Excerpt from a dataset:
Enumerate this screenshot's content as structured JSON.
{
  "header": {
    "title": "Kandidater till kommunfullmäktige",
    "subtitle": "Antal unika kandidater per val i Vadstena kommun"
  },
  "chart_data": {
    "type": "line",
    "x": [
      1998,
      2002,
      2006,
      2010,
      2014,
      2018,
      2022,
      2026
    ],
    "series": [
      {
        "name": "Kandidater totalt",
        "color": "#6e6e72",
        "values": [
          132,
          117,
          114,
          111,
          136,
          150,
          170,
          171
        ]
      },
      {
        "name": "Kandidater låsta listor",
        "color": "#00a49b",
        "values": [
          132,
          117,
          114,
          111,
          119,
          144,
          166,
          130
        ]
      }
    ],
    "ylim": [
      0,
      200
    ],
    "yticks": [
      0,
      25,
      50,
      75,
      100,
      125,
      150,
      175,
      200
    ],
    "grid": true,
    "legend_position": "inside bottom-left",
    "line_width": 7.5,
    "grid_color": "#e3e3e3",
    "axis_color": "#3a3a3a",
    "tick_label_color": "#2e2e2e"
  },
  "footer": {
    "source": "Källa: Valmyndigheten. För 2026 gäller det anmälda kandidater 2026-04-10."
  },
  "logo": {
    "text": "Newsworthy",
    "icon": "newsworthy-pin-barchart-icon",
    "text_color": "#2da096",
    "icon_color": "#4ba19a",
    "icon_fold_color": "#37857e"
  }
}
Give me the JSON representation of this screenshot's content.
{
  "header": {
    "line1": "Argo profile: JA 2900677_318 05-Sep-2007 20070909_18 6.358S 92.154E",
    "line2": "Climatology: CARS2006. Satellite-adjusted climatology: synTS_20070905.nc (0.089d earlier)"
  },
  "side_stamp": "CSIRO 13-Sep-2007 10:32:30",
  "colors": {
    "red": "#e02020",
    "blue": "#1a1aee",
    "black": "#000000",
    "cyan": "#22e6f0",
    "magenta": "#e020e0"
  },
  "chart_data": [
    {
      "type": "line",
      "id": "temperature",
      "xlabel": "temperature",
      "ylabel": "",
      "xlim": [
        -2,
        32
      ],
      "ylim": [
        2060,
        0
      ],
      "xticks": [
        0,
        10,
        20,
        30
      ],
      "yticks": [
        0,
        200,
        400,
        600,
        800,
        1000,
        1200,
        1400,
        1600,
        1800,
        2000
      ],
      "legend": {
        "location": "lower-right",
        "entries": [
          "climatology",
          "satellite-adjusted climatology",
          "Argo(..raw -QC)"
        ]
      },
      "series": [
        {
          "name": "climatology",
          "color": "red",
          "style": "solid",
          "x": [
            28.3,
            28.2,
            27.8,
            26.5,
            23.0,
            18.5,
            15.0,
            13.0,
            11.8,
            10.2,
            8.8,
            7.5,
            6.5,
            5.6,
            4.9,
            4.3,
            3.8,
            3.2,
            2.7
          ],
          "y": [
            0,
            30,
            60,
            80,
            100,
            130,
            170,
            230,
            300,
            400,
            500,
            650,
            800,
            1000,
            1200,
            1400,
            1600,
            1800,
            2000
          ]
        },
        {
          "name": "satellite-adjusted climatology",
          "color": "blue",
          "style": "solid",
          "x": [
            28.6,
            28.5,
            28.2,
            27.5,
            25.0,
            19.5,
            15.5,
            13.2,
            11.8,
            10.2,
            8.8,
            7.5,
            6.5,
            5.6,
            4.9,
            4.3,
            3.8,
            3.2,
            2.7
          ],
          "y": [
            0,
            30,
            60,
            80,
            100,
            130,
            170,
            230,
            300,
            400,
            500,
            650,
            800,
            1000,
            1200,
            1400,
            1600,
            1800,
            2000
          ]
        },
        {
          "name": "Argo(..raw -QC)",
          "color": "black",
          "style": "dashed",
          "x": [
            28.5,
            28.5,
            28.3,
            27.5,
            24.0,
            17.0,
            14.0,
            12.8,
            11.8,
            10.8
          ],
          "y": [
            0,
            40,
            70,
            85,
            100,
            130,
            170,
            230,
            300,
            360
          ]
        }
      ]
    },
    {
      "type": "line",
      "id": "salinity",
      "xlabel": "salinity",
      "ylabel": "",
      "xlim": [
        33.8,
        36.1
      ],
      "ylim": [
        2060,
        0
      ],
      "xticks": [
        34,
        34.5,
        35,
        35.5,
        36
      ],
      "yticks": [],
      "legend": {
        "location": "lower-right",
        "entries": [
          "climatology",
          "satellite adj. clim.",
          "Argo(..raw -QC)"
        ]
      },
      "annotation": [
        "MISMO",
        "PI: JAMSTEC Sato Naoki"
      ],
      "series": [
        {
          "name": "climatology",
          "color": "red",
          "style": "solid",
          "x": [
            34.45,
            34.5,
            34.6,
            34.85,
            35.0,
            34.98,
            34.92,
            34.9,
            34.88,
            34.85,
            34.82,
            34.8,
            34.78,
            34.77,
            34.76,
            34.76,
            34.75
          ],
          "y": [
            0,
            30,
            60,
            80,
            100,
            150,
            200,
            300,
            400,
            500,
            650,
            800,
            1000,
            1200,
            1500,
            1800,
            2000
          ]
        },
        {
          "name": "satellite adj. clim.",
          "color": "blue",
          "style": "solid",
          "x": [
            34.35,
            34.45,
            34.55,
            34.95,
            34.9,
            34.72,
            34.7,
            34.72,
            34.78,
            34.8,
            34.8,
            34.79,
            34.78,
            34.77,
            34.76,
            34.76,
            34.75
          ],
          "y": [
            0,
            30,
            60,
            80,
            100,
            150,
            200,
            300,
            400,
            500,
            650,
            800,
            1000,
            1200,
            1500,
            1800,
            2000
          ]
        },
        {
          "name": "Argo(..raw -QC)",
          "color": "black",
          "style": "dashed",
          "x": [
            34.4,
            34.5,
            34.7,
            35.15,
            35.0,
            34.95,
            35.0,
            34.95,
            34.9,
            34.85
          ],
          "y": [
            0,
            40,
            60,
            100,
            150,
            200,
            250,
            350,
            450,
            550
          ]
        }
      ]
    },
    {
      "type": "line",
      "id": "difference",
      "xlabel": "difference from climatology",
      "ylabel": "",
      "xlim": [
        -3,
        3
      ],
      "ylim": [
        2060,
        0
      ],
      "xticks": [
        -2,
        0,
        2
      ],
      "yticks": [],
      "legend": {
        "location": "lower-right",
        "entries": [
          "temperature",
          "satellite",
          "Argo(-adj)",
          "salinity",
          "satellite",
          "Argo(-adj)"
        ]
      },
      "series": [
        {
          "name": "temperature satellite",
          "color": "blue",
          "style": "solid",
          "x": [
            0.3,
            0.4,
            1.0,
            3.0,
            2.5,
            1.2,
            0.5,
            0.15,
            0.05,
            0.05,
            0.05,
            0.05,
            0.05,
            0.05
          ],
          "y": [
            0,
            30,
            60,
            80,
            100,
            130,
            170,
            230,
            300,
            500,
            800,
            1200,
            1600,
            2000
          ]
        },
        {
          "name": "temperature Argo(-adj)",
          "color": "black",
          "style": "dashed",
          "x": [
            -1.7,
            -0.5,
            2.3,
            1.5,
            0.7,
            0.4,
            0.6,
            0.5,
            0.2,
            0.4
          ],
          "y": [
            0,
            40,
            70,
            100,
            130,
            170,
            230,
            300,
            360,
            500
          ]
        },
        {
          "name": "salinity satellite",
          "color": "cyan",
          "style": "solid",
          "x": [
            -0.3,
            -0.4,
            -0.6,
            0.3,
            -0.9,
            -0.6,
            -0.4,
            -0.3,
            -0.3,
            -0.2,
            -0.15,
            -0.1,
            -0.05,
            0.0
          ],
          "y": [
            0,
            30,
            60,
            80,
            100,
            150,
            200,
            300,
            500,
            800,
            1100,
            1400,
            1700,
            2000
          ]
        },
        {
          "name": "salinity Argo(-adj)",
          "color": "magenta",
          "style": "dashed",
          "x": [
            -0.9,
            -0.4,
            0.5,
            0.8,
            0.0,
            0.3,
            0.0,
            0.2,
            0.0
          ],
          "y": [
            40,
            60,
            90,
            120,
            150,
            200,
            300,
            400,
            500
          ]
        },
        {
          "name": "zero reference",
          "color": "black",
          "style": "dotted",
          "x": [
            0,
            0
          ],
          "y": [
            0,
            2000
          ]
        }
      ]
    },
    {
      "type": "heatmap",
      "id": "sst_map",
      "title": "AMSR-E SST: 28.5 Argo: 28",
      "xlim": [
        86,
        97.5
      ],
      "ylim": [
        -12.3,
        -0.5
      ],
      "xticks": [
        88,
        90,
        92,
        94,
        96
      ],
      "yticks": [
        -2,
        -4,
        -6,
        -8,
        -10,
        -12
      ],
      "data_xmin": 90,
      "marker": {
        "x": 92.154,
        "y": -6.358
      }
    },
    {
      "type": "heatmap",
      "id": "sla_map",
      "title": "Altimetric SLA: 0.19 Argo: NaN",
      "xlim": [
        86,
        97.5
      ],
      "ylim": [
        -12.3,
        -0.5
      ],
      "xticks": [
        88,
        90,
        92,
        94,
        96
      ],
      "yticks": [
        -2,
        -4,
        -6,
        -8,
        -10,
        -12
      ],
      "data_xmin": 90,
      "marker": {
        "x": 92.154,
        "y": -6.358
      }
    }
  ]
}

*THE TASK*.
Find the lines holding "content" and list every one.

*OUTPUT BELOW*.
Enumerate this screenshot's content as structured JSON.
Give me the JSON representation of this screenshot's content.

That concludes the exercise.